-- BEGIN Supplied information --

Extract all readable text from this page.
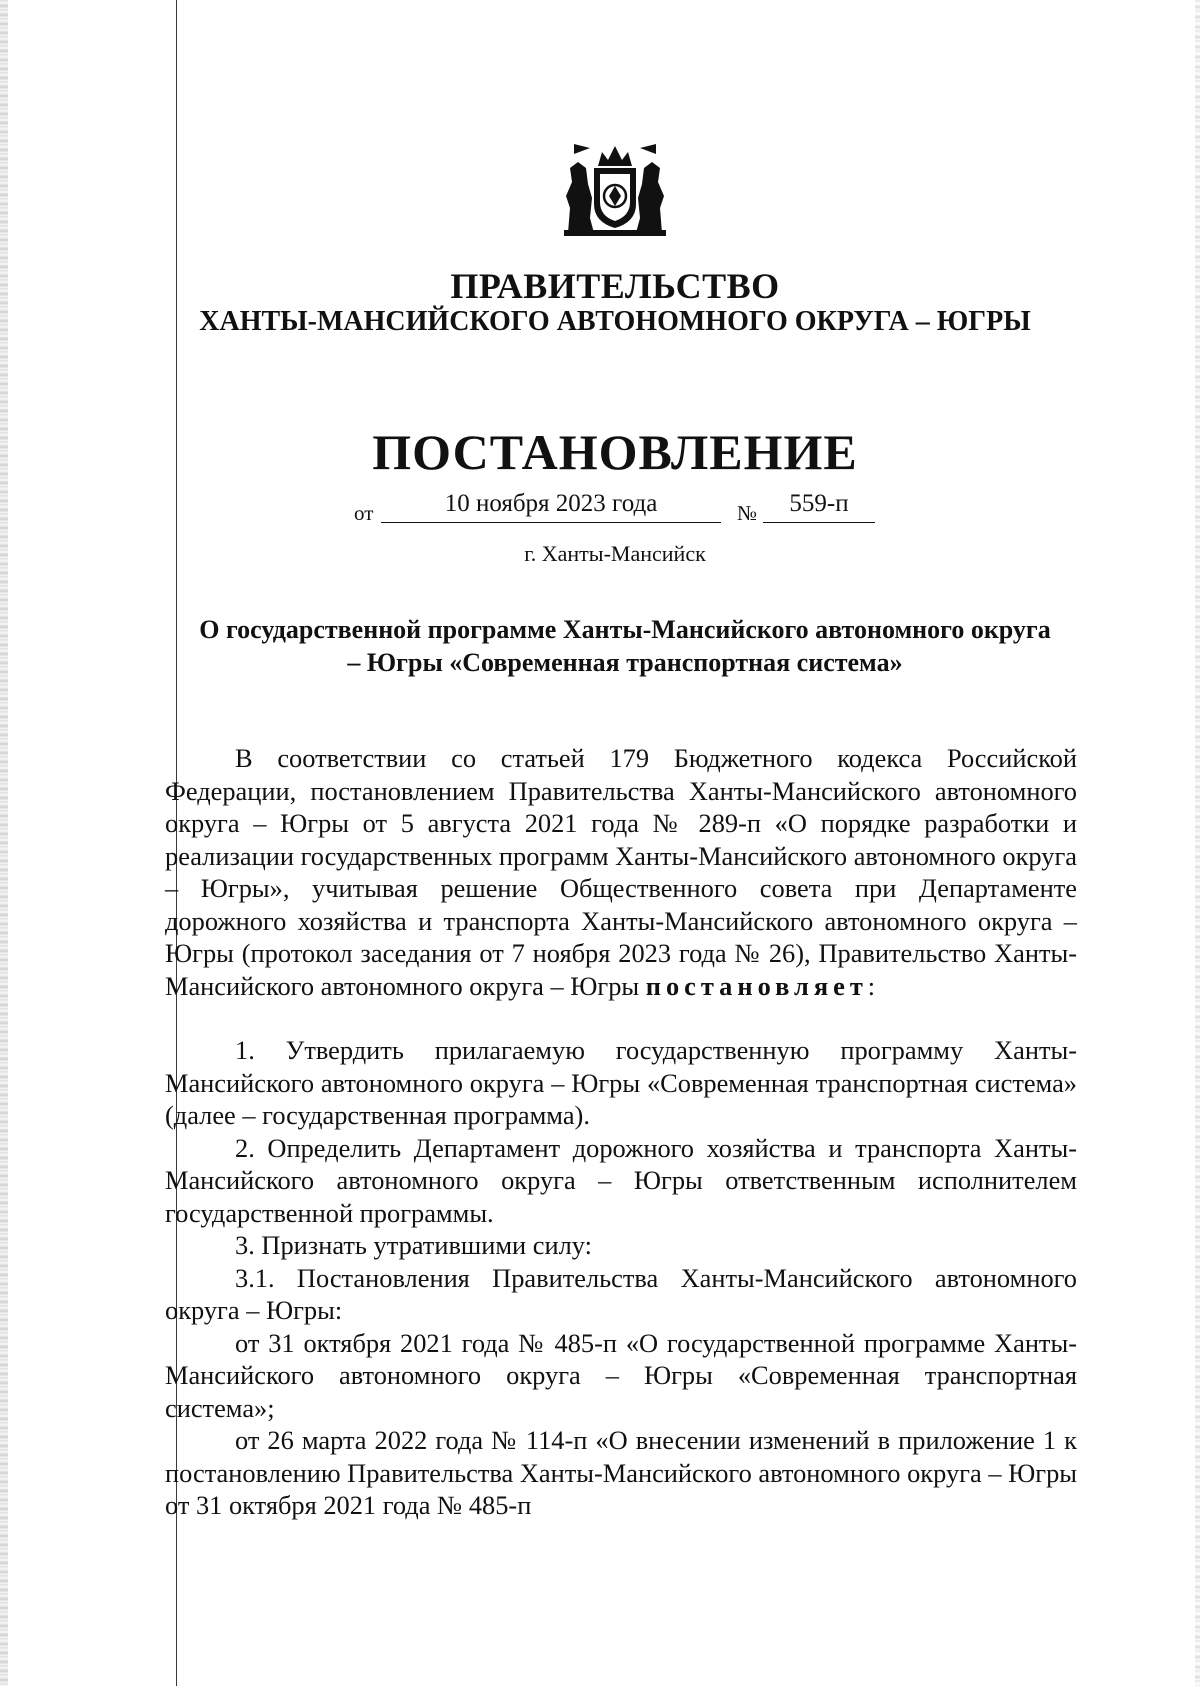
ПРАВИТЕЛЬСТВО
ХАНТЫ-МАНСИЙСКОГО АВТОНОМНОГО ОКРУГА – ЮГРЫ
ПОСТАНОВЛЕНИЕ
от	10 ноября 2023 года	№	559-п
г. Ханты-Мансийск
О государственной программе Ханты-Мансийского автономного округа – Югры «Современная транспортная система»

В соответствии со статьей 179 Бюджетного кодекса Российской Федерации, постановлением Правительства Ханты-Мансийского автономного округа – Югры от 5 августа 2021 года № 289-п «О порядке разработки и реализации государственных программ Ханты-Мансийского автономного округа – Югры», учитывая решение Общественного совета при Департаменте дорожного хозяйства и транспорта Ханты-Мансийского автономного округа – Югры (протокол заседания от 7 ноября 2023 года № 26), Правительство Ханты-Мансийского автономного округа – Югры постановляет:

1. Утвердить прилагаемую государственную программу Ханты-Мансийского автономного округа – Югры «Современная транспортная система» (далее – государственная программа).

2. Определить Департамент дорожного хозяйства и транспорта Ханты-Мансийского автономного округа – Югры ответственным исполнителем государственной программы.

3. Признать утратившими силу:

3.1. Постановления Правительства Ханты-Мансийского автономного округа – Югры:

от 31 октября 2021 года № 485-п «О государственной программе Ханты-Мансийского автономного округа – Югры «Современная транспортная система»;

от 26 марта 2022 года № 114-п «О внесении изменений в приложение 1 к постановлению Правительства Ханты-Мансийского автономного округа – Югры от 31 октября 2021 года № 485-п
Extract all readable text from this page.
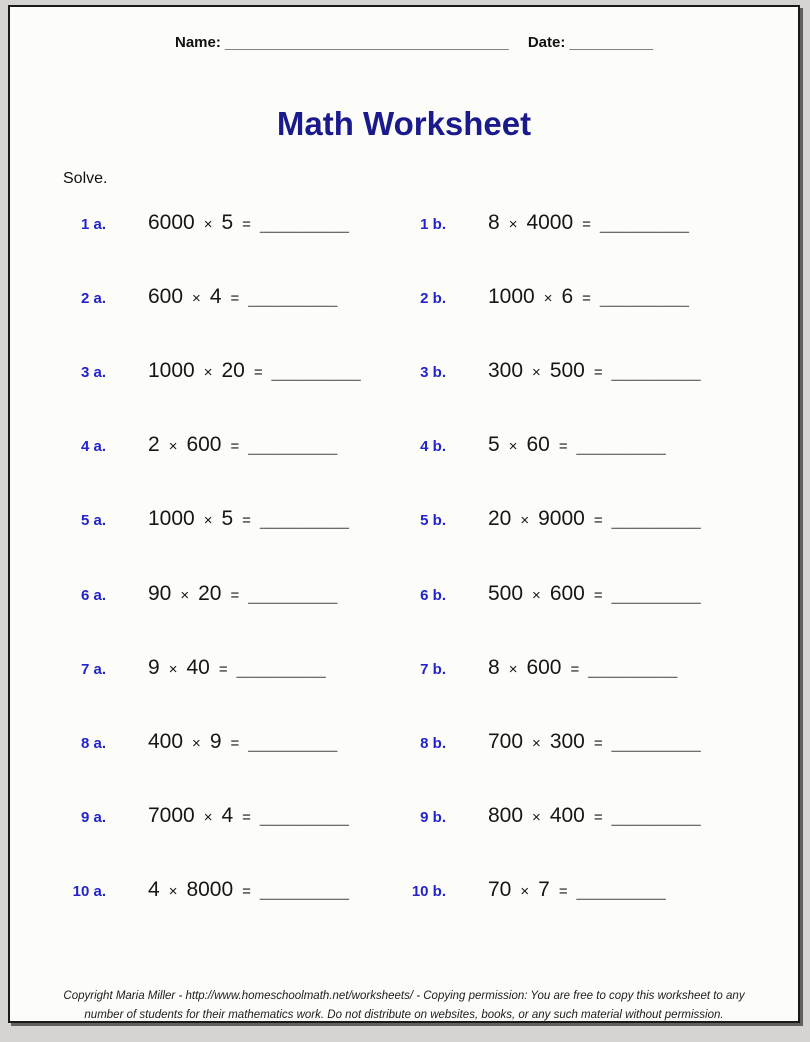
Name: __________________________________ Date: __________
Math Worksheet
Solve.
1 a. 6000 × 5 = ________	1 b. 8 × 4000 = ________
2 a. 600 × 4 = ________	2 b. 1000 × 6 = ________
3 a. 1000 × 20 = ________	3 b. 300 × 500 = ________
4 a. 2 × 600 = ________	4 b. 5 × 60 = ________
5 a. 1000 × 5 = ________	5 b. 20 × 9000 = ________
6 a. 90 × 20 = ________	6 b. 500 × 600 = ________
7 a. 9 × 40 = ________	7 b. 8 × 600 = ________
8 a. 400 × 9 = ________	8 b. 700 × 300 = ________
9 a. 7000 × 4 = ________	9 b. 800 × 400 = ________
10 a. 4 × 8000 = ________	10 b. 70 × 7 = ________
Copyright Maria Miller - http://www.homeschoolmath.net/worksheets/ - Copying permission: You are free to copy this worksheet to any
number of students for their mathematics work. Do not distribute on websites, books, or any such material without permission.
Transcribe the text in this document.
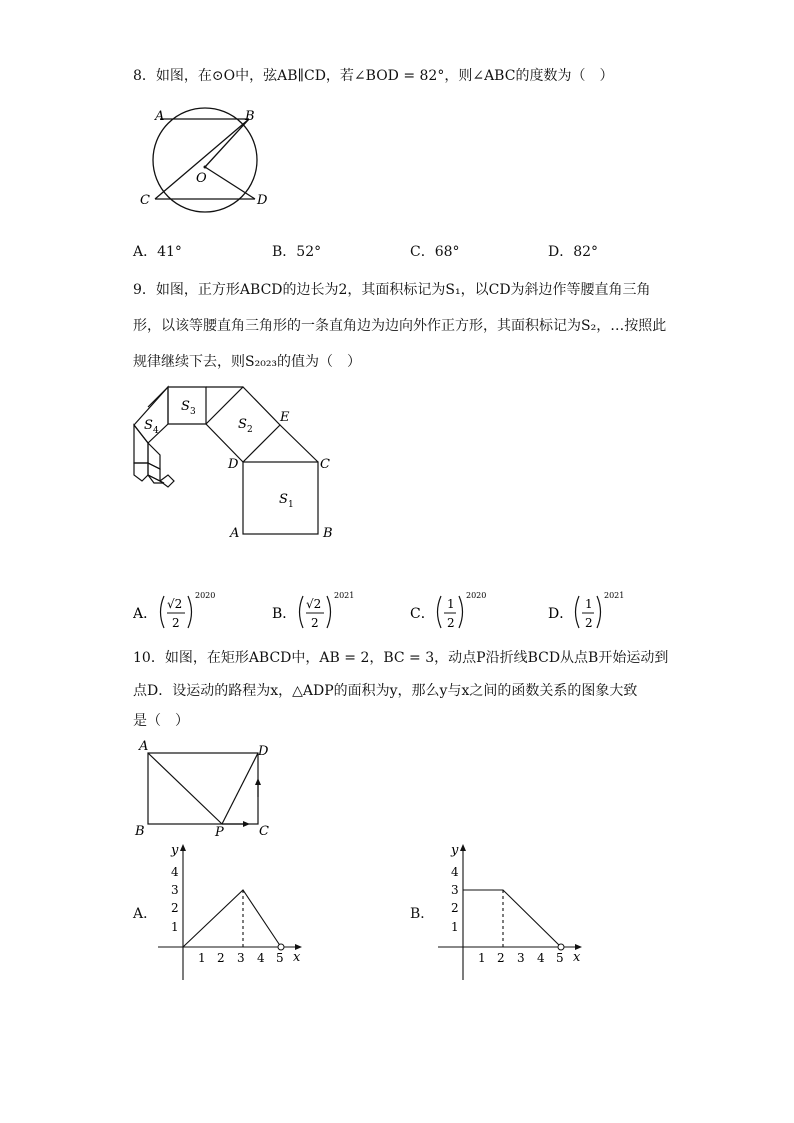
8．如图，在⊙O中，弦AB∥CD，若∠BOD = 82°，则∠ABC的度数为（　）
A	B
O
C	D
A．41°	B．52°	C．68°	D．82°
9．如图，正方形ABCD的边长为2，其面积标记为S₁，以CD为斜边作等腰直角三角
形，以该等腰直角三角形的一条直角边为边向外作正方形，其面积标记为S₂，…按照此
规律继续下去，则S₂₀₂₃的值为（　）
S 1
S 2
S 3
S 4
E
D	C
A	B
A．
√2
2
2020
B．
√2
2
2021
C．
1
2
2020
D．
1
2
2021
10．如图，在矩形ABCD中，AB = 2，BC = 3，动点P沿折线BCD从点B开始运动到
点D．设运动的路程为x，△ADP的面积为y，那么y与x之间的函数关系的图象大致
是（　）
A	D
B	P	C
A．
y
x
1
2
3
4
1 2 3 4 5
B．
y
x
1
2
3
4
1 2 3 4 5
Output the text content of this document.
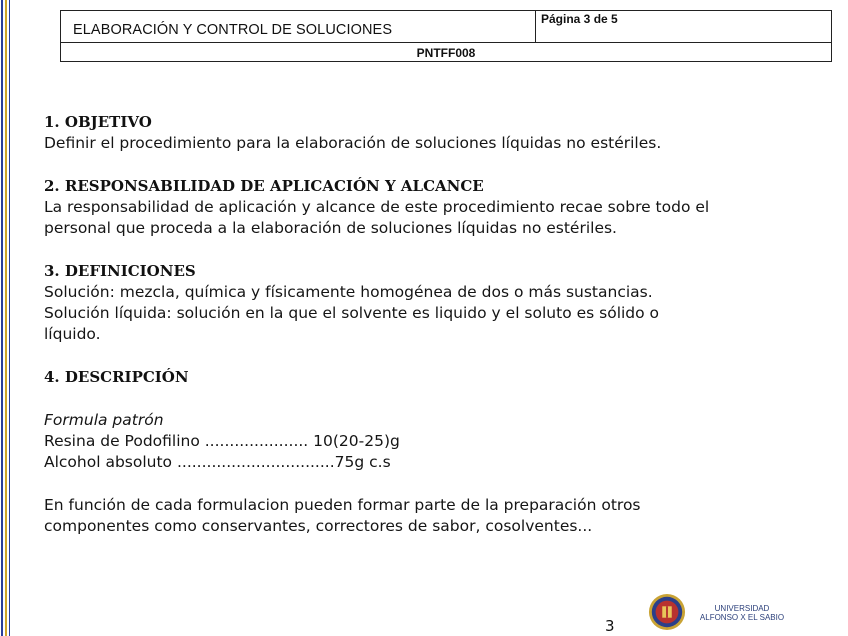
ELABORACIÓN Y CONTROL DE SOLUCIONES
Página 3 de 5
PNTFF008
1. OBJETIVO

Definir el procedimiento para la elaboración de soluciones líquidas no estériles.

2. RESPONSABILIDAD DE APLICACIÓN Y ALCANCE

La responsabilidad de aplicación y alcance de este procedimiento recae sobre todo el

personal que proceda a la elaboración de soluciones líquidas no estériles.

3. DEFINICIONES

Solución: mezcla, química y físicamente homogénea de dos o más sustancias.

Solución líquida: solución en la que el solvente es liquido y el soluto es sólido o

líquido.

4. DESCRIPCIÓN

Formula patrón

Resina de Podofilino ..................... 10(20-25)g

Alcohol absoluto ................................75g c.s

En función de cada formulacion pueden formar parte de la preparación otros

componentes como conservantes, correctores de sabor, cosolventes...

3
UNIVERSIDAD
ALFONSO X EL SABIO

-- END Supplied information --

- Task prompt -
Pull out every line in the material above where "дорожного" occurs.

- Written reply -
В соответствии со статьей 179 Бюджетного кодекса Российской Федерации, постановлением Правительства Ханты-Мансийского автономного округа – Югры от 5 августа 2021 года № 289-п «О порядке разработки и реализации государственных программ Ханты-Мансийского автономного округа – Югры», учитывая решение Общественного совета при Департаменте дорожного хозяйства и транспорта Ханты-Мансийского автономного округа – Югры (протокол заседания от 7 ноября 2023 года № 26), Правительство Ханты-Мансийского автономного округа – Югры постановляет:
2. Определить Департамент дорожного хозяйства и транспорта Ханты-Мансийского автономного округа – Югры ответственным исполнителем государственной программы.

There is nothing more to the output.